SHORT PROBLEM
Reproduce the data line for line, starting with its first line and ending with the line that contains "section-title: 放苗 xyxy=(563,496,598,517)". Include both of those lines.

====== EXTRACTED MATERIAL

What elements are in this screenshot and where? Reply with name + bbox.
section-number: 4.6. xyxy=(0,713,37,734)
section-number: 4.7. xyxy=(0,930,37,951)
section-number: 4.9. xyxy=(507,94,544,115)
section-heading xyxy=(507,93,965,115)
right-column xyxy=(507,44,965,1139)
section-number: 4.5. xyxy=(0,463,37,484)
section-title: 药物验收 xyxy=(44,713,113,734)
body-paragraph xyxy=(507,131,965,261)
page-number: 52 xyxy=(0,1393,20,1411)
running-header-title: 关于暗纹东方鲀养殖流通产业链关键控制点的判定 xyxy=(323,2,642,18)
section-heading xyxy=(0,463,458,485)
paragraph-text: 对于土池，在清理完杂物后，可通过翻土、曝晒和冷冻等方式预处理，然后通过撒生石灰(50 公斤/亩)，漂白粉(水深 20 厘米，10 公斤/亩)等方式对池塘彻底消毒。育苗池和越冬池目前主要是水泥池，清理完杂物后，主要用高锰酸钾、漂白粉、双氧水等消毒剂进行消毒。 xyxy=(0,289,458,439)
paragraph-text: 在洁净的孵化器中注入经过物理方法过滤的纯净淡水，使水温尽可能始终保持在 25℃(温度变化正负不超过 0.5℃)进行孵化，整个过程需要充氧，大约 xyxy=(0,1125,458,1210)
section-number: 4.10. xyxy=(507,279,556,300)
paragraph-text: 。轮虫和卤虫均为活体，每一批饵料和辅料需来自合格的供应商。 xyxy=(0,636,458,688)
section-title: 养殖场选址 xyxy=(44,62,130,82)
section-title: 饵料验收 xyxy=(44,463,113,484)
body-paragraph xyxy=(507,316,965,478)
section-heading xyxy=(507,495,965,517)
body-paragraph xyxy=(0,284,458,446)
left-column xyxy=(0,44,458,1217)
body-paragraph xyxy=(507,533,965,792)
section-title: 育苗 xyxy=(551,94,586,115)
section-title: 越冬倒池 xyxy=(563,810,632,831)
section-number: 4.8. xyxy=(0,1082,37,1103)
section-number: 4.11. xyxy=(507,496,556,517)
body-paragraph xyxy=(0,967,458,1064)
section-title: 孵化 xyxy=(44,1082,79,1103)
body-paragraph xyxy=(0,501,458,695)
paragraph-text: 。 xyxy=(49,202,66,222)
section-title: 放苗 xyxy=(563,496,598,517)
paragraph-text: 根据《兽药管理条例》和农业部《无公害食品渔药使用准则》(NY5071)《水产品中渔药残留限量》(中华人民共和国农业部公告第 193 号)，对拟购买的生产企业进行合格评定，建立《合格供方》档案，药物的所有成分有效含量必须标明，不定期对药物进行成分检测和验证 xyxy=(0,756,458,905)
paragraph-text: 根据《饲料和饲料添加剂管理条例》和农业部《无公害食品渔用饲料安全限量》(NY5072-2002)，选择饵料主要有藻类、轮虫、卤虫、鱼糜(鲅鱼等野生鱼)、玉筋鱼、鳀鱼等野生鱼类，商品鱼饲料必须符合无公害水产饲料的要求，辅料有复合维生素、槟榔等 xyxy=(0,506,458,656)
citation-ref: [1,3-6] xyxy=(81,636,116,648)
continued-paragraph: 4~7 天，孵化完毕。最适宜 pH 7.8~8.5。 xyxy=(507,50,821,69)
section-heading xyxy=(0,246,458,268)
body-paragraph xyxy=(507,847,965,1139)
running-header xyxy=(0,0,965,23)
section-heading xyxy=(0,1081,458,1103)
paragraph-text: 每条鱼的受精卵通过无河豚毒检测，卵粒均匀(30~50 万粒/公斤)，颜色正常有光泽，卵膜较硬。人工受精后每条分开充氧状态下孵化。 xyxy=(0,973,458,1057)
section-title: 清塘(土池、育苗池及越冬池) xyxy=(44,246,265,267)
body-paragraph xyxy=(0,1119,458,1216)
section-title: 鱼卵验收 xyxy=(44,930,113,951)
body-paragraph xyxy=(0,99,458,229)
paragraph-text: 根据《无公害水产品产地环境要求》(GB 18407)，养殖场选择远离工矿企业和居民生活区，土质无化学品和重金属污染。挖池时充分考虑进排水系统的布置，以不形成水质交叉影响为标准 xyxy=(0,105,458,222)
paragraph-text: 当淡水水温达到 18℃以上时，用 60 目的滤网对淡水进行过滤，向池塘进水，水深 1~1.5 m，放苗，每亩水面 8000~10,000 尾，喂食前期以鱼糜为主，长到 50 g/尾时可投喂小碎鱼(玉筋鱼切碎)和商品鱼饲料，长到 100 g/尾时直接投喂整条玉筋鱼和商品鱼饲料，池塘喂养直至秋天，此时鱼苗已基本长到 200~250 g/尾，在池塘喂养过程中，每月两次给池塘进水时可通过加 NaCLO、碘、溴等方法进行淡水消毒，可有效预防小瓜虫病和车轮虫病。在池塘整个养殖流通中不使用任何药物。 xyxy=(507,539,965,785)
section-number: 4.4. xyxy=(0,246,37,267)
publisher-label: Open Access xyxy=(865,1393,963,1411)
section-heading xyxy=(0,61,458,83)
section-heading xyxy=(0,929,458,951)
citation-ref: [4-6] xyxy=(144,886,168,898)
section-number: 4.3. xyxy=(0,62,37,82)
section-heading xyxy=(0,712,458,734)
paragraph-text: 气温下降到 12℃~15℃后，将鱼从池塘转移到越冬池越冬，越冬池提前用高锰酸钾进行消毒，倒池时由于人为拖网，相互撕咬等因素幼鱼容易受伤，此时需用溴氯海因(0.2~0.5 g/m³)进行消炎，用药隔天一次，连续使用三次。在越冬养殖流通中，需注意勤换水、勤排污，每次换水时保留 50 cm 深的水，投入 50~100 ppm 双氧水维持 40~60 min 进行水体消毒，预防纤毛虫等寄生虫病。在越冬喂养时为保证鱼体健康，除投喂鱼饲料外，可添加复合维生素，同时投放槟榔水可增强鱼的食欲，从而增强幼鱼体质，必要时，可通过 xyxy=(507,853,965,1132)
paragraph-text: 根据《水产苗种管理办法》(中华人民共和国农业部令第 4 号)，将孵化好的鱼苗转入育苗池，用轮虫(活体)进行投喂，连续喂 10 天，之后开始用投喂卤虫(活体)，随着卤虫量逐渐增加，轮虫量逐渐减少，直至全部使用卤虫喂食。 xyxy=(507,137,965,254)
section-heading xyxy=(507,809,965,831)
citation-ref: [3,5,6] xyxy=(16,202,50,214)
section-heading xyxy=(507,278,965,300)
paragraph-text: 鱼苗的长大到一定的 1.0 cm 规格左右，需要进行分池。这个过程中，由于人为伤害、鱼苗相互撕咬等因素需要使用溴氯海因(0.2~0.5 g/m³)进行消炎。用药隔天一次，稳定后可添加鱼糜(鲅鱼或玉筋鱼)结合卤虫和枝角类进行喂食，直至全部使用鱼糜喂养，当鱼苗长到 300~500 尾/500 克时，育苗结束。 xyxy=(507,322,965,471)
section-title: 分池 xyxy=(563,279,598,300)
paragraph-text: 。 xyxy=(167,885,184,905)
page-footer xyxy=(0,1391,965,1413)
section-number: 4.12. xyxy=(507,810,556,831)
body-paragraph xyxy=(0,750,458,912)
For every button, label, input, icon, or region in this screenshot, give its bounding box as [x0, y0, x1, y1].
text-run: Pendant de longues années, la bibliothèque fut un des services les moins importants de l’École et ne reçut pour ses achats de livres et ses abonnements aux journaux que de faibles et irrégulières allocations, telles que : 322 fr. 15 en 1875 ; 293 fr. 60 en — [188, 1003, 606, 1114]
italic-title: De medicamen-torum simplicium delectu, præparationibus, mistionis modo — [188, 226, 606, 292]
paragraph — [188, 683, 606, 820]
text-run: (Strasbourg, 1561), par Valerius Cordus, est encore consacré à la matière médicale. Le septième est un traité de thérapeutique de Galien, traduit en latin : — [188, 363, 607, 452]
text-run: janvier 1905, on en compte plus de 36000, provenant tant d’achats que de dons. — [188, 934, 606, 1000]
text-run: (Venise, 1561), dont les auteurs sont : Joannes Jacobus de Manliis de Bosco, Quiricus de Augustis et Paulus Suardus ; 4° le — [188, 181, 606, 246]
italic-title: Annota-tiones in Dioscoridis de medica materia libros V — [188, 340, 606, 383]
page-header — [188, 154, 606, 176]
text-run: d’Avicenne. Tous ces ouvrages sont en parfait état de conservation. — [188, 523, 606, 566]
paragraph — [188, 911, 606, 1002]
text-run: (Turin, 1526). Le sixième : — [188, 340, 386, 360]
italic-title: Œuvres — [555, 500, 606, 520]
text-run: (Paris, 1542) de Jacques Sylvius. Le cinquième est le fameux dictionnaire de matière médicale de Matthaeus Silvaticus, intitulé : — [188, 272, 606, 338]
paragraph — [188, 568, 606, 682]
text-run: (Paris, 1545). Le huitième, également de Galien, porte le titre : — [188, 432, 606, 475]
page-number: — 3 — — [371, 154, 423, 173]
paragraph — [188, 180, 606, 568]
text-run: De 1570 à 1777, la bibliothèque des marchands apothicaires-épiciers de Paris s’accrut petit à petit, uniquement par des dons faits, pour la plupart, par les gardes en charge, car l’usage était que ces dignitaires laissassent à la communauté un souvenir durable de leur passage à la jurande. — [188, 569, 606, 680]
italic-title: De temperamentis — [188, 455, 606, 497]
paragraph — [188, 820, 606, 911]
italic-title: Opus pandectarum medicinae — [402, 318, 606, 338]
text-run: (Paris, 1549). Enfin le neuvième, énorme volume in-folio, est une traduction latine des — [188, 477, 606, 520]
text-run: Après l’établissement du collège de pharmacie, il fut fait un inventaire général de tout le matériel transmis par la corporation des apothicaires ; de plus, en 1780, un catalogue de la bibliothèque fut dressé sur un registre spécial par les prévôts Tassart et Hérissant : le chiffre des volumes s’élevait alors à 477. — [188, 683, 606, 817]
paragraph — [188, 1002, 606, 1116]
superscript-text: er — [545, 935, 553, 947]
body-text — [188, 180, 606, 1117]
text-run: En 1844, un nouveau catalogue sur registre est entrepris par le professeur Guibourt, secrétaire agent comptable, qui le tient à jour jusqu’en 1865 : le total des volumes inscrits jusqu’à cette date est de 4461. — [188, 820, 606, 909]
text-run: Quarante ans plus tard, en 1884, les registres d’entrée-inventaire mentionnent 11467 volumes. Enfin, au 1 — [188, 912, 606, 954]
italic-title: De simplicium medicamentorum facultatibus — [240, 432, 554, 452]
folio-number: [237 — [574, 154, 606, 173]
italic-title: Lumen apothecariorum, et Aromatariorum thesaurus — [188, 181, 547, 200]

============

FULL RESPONSE
What elements are in this screenshot and where? Reply with name + bbox.
section-number: 4.6. xyxy=(0,713,37,734)
section-number: 4.7. xyxy=(0,930,37,951)
section-number: 4.9. xyxy=(507,94,544,115)
section-heading xyxy=(507,93,965,115)
right-column xyxy=(507,44,965,1139)
section-number: 4.5. xyxy=(0,463,37,484)
section-title: 药物验收 xyxy=(44,713,113,734)
body-paragraph xyxy=(507,131,965,261)
page-number: 52 xyxy=(0,1393,20,1411)
running-header-title: 关于暗纹东方鲀养殖流通产业链关键控制点的判定 xyxy=(323,2,642,18)
section-heading xyxy=(0,463,458,485)
paragraph-text: 对于土池，在清理完杂物后，可通过翻土、曝晒和冷冻等方式预处理，然后通过撒生石灰(50 公斤/亩)，漂白粉(水深 20 厘米，10 公斤/亩)等方式对池塘彻底消毒。育苗池和越冬池目前主要是水泥池，清理完杂物后，主要用高锰酸钾、漂白粉、双氧水等消毒剂进行消毒。 xyxy=(0,289,458,439)
paragraph-text: 在洁净的孵化器中注入经过物理方法过滤的纯净淡水，使水温尽可能始终保持在 25℃(温度变化正负不超过 0.5℃)进行孵化，整个过程需要充氧，大约 xyxy=(0,1125,458,1210)
section-number: 4.10. xyxy=(507,279,556,300)
paragraph-text: 。轮虫和卤虫均为活体，每一批饵料和辅料需来自合格的供应商。 xyxy=(0,636,458,688)
section-title: 养殖场选址 xyxy=(44,62,130,82)
section-title: 饵料验收 xyxy=(44,463,113,484)
body-paragraph xyxy=(507,316,965,478)
section-heading xyxy=(507,495,965,517)
body-paragraph xyxy=(0,284,458,446)
left-column xyxy=(0,44,458,1217)
body-paragraph xyxy=(507,533,965,792)
section-title: 育苗 xyxy=(551,94,586,115)
section-title: 越冬倒池 xyxy=(563,810,632,831)
section-number: 4.8. xyxy=(0,1082,37,1103)
section-number: 4.11. xyxy=(507,496,556,517)
body-paragraph xyxy=(0,967,458,1064)
section-title: 孵化 xyxy=(44,1082,79,1103)
body-paragraph xyxy=(0,501,458,695)
paragraph-text: 。 xyxy=(49,202,66,222)
section-title: 放苗 xyxy=(563,496,598,517)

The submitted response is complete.